Data records -

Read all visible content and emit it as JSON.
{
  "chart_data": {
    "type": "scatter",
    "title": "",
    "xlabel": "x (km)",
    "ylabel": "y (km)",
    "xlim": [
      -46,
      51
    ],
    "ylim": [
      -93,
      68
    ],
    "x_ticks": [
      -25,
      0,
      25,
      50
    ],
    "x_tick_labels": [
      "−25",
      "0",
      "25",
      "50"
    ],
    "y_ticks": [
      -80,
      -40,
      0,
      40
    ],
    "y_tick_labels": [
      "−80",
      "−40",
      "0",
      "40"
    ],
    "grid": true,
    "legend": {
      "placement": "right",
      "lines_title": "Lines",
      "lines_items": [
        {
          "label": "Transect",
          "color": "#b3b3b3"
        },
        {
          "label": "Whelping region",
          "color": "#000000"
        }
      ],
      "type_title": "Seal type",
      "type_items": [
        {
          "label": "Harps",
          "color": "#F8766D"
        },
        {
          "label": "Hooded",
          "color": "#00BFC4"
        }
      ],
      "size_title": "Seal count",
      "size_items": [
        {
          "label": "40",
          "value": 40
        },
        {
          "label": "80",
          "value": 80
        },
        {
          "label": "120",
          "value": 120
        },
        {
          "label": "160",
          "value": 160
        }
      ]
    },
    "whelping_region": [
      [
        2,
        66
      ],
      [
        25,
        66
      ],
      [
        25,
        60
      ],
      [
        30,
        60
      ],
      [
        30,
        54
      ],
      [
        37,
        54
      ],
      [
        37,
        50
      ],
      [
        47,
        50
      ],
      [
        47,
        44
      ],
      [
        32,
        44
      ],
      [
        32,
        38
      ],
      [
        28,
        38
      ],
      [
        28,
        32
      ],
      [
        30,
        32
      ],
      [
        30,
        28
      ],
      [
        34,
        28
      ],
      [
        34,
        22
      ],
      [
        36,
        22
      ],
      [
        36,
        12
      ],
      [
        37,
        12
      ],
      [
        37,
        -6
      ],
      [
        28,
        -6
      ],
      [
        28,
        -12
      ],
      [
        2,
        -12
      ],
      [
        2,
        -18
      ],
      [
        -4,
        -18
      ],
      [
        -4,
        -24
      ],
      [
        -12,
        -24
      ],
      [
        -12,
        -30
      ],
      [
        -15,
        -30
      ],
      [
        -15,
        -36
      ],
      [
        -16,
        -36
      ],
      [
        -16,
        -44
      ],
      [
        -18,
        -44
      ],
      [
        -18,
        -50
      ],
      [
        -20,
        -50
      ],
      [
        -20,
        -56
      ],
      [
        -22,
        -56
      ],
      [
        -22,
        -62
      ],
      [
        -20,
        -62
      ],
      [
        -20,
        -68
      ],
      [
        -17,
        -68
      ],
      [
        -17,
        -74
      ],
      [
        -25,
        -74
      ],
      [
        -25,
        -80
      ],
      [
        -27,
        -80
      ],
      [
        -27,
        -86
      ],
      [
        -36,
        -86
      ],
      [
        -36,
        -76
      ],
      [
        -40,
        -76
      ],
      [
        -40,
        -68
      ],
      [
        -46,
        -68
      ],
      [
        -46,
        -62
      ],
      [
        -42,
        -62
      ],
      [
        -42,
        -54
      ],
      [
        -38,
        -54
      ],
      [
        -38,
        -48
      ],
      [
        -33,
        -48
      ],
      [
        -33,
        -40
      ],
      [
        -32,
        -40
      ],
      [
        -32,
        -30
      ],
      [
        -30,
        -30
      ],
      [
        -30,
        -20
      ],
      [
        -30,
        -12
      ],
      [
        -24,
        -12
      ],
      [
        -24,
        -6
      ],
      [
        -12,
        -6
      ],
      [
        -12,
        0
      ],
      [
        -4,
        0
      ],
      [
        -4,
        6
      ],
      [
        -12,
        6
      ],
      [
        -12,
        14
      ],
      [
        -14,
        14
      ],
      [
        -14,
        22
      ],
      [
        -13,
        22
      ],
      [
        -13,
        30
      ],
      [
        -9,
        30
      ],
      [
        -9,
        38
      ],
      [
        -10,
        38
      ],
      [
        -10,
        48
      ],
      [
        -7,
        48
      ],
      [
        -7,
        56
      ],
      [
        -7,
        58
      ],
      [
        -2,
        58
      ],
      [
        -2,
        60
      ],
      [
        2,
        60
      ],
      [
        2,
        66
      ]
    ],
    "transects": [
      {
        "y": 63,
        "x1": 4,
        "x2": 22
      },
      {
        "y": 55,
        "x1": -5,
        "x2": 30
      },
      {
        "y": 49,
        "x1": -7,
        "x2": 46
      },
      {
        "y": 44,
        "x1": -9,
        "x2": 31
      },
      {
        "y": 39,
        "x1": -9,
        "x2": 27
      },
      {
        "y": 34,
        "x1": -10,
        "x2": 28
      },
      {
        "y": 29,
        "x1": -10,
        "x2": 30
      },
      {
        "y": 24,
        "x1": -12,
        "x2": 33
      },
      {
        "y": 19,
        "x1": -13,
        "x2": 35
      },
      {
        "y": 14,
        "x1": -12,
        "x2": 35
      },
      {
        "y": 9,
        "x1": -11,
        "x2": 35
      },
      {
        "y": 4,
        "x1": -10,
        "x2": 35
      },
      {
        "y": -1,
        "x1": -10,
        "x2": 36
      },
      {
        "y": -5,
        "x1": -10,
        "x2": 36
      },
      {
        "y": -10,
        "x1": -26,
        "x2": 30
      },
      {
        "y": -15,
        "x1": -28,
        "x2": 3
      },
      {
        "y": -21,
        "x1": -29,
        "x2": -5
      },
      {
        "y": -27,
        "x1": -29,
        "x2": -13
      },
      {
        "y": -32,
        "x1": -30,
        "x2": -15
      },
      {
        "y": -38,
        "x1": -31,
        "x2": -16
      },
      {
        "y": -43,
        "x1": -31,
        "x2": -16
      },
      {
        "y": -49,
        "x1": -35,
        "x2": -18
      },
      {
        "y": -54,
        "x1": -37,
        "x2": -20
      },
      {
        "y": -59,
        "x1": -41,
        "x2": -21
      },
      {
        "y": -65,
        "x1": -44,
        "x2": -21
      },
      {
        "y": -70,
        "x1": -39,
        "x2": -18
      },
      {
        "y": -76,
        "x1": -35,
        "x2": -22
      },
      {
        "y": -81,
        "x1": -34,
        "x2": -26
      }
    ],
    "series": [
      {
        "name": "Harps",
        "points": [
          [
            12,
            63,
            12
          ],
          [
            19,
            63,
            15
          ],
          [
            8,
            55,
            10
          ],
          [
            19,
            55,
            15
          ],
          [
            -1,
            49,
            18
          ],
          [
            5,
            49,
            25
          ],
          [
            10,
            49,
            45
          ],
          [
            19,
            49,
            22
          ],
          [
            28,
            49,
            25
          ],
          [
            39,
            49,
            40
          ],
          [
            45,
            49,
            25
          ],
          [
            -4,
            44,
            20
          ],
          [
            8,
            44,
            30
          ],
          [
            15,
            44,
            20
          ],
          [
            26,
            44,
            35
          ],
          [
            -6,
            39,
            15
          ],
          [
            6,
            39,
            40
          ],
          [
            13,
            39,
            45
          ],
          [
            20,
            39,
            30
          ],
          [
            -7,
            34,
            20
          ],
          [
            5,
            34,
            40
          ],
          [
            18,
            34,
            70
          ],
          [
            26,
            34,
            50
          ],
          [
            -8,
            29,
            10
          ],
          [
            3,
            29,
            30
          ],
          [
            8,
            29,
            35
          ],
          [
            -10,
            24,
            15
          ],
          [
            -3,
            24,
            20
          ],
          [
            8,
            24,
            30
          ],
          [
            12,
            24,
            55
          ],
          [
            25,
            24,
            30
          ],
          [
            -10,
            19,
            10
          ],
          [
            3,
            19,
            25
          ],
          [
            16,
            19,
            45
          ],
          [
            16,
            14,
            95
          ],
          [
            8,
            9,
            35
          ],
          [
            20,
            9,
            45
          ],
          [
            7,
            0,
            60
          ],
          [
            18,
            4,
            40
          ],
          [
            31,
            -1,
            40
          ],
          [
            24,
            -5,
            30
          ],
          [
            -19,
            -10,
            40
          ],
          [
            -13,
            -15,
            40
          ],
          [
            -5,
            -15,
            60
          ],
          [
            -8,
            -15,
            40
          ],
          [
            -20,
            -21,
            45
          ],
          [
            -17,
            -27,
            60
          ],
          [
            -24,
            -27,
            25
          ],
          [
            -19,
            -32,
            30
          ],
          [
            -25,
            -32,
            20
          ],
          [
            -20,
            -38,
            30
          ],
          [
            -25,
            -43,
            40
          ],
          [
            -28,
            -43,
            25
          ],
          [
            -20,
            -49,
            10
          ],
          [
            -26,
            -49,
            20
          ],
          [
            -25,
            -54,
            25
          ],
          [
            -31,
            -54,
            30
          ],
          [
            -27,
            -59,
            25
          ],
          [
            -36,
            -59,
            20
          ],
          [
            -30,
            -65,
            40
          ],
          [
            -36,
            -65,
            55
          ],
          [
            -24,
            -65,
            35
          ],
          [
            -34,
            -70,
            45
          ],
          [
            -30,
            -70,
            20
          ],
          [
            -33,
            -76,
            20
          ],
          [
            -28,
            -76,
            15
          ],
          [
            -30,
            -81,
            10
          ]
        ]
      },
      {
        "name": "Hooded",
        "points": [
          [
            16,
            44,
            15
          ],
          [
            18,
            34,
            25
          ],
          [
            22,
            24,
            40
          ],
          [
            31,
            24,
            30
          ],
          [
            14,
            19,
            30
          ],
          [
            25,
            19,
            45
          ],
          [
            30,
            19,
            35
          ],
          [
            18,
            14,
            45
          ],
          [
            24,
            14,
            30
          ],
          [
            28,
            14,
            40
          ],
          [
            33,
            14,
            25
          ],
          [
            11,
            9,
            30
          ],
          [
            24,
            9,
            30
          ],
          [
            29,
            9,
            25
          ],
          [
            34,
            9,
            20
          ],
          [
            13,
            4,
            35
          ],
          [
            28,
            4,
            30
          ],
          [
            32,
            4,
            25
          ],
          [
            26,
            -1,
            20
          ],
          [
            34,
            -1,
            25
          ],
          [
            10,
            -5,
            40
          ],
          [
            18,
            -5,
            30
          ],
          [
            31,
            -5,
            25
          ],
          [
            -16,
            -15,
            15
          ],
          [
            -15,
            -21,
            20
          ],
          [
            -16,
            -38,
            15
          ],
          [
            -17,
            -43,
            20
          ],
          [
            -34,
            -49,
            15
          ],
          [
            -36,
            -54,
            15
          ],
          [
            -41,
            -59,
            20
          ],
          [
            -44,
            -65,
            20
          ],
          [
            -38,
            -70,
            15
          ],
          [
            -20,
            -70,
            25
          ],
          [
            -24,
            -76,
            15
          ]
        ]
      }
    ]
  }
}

Given request -
Pick out and copy the lines of the entries that hold the string "color".

Reply to the exercise -
          "color": "#b3b3b3"
          "color": "#000000"
          "color": "#F8766D"
          "color": "#00BFC4"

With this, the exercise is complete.